Task prompt: Your task is to filter the data below down to the lines holding "beberapa".

───── Data excerpts ─────

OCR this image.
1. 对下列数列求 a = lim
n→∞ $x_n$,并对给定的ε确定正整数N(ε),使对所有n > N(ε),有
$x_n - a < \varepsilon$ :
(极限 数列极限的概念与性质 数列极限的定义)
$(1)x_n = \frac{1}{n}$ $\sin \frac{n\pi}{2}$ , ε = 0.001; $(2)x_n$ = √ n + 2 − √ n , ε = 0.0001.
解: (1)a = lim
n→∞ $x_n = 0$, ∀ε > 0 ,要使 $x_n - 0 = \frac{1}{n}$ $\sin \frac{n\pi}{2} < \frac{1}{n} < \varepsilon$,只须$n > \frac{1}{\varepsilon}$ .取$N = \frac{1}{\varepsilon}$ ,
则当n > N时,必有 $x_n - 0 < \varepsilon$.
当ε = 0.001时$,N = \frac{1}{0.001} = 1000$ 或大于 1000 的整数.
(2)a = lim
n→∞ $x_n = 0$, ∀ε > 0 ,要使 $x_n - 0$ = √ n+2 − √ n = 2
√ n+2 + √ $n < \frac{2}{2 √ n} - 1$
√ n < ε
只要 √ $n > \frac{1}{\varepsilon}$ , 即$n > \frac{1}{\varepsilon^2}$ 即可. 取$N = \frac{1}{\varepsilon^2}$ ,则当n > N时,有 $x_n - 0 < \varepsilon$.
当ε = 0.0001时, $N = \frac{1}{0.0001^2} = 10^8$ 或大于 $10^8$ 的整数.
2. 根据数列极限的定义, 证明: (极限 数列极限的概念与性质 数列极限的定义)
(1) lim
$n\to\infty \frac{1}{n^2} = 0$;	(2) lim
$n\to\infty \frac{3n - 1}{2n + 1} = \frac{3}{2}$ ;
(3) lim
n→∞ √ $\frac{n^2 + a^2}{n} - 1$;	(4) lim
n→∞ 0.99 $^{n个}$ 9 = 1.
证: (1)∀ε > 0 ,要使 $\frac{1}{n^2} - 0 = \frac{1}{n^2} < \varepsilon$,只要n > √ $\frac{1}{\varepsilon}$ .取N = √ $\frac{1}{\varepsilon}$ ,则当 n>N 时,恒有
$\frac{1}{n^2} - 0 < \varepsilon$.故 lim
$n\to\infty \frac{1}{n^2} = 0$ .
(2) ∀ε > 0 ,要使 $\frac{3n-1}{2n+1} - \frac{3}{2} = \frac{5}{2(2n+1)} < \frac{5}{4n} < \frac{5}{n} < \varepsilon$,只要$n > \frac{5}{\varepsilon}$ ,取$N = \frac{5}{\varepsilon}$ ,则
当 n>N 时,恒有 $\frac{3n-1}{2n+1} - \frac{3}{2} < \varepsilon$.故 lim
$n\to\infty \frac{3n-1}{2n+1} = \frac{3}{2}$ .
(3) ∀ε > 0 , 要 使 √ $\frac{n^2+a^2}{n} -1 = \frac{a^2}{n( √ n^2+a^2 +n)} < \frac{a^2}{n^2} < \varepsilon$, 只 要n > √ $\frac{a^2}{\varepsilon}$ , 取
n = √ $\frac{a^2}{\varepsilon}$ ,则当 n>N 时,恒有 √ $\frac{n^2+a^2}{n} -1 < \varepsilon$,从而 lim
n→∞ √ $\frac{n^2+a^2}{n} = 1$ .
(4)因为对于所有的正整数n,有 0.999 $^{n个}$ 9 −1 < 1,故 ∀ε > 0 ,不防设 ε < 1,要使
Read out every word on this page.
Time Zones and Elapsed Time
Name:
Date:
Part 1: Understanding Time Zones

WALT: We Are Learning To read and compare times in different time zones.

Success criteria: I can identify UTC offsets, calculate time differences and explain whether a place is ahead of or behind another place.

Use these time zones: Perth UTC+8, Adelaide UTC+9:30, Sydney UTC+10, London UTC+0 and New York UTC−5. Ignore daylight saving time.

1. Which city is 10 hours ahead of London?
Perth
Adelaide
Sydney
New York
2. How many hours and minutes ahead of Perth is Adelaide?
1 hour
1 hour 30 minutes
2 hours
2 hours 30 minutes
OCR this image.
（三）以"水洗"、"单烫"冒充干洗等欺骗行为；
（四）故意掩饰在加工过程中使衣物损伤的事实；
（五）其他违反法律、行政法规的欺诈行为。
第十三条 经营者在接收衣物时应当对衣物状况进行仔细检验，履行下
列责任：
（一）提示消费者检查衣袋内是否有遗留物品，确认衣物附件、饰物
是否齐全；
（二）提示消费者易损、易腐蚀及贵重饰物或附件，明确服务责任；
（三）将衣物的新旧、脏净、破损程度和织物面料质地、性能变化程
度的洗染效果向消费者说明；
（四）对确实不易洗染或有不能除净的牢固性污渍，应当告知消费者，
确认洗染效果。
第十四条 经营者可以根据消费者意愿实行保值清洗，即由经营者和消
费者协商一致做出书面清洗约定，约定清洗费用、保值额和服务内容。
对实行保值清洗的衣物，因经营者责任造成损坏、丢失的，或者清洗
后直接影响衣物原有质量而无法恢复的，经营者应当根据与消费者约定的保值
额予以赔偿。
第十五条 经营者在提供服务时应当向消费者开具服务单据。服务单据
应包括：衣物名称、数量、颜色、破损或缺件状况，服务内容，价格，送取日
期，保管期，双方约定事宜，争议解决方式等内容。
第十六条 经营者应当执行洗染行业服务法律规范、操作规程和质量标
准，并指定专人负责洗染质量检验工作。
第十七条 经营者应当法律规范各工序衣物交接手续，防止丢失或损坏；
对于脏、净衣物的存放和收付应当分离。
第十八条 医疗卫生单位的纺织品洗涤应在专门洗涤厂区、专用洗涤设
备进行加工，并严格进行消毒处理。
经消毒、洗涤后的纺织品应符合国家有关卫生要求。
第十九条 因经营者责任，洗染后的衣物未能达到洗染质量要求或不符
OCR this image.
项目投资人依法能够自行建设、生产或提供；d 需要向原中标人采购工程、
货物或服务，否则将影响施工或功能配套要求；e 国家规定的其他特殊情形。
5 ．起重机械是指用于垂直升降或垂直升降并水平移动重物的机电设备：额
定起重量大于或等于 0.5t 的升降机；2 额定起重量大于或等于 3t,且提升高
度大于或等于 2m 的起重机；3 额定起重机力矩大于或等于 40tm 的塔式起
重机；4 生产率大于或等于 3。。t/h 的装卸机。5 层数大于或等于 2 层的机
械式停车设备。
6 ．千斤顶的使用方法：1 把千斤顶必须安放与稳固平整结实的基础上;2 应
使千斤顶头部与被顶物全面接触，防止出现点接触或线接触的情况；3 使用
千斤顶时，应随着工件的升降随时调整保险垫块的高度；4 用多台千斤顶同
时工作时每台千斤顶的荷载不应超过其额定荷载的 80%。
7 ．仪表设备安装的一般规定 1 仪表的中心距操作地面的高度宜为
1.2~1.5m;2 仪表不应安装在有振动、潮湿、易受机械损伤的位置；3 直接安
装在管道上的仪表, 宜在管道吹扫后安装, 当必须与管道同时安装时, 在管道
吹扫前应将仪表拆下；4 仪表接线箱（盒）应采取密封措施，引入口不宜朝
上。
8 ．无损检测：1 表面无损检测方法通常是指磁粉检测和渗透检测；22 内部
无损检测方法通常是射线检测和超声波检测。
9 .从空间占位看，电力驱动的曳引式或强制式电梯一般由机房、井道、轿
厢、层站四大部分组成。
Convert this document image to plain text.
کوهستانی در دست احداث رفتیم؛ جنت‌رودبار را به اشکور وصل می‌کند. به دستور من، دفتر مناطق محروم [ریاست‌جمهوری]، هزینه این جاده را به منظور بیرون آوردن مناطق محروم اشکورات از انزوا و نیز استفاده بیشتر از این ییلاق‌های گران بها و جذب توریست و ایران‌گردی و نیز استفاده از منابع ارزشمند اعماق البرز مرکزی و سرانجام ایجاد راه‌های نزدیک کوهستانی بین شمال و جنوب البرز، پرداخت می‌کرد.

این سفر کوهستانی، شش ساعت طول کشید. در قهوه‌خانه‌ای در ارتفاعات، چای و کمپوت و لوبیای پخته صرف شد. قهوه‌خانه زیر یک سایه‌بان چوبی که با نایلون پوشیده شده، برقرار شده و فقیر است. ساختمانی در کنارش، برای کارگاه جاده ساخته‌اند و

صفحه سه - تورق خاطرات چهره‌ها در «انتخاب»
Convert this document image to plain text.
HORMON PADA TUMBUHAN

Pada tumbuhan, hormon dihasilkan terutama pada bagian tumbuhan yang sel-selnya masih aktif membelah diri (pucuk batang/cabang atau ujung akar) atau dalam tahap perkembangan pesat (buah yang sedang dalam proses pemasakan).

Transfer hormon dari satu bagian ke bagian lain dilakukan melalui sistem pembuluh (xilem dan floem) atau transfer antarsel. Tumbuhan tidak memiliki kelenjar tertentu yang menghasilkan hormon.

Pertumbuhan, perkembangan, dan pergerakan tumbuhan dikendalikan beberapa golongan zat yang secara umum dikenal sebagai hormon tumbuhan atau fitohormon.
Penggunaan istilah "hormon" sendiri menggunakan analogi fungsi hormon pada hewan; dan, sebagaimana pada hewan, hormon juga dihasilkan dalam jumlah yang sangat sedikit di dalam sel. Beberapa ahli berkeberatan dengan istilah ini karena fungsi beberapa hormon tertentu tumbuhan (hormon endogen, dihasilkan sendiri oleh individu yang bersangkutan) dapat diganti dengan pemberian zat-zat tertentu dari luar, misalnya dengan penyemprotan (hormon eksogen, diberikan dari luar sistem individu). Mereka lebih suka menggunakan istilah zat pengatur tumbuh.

─────

Response to the exercise:
Pertumbuhan, perkembangan, dan pergerakan tumbuhan dikendalikan beberapa golongan zat yang secara umum dikenal sebagai hormon tumbuhan atau fitohormon.
Penggunaan istilah "hormon" sendiri menggunakan analogi fungsi hormon pada hewan; dan, sebagaimana pada hewan, hormon juga dihasilkan dalam jumlah yang sangat sedikit di dalam sel. Beberapa ahli berkeberatan dengan istilah ini karena fungsi beberapa hormon tertentu tumbuhan (hormon endogen, dihasilkan sendiri oleh individu yang bersangkutan) dapat diganti dengan pemberian zat-zat tertentu dari luar, misalnya dengan penyemprotan (hormon eksogen, diberikan dari luar sistem individu). Mereka lebih suka menggunakan istilah zat pengatur tumbuh.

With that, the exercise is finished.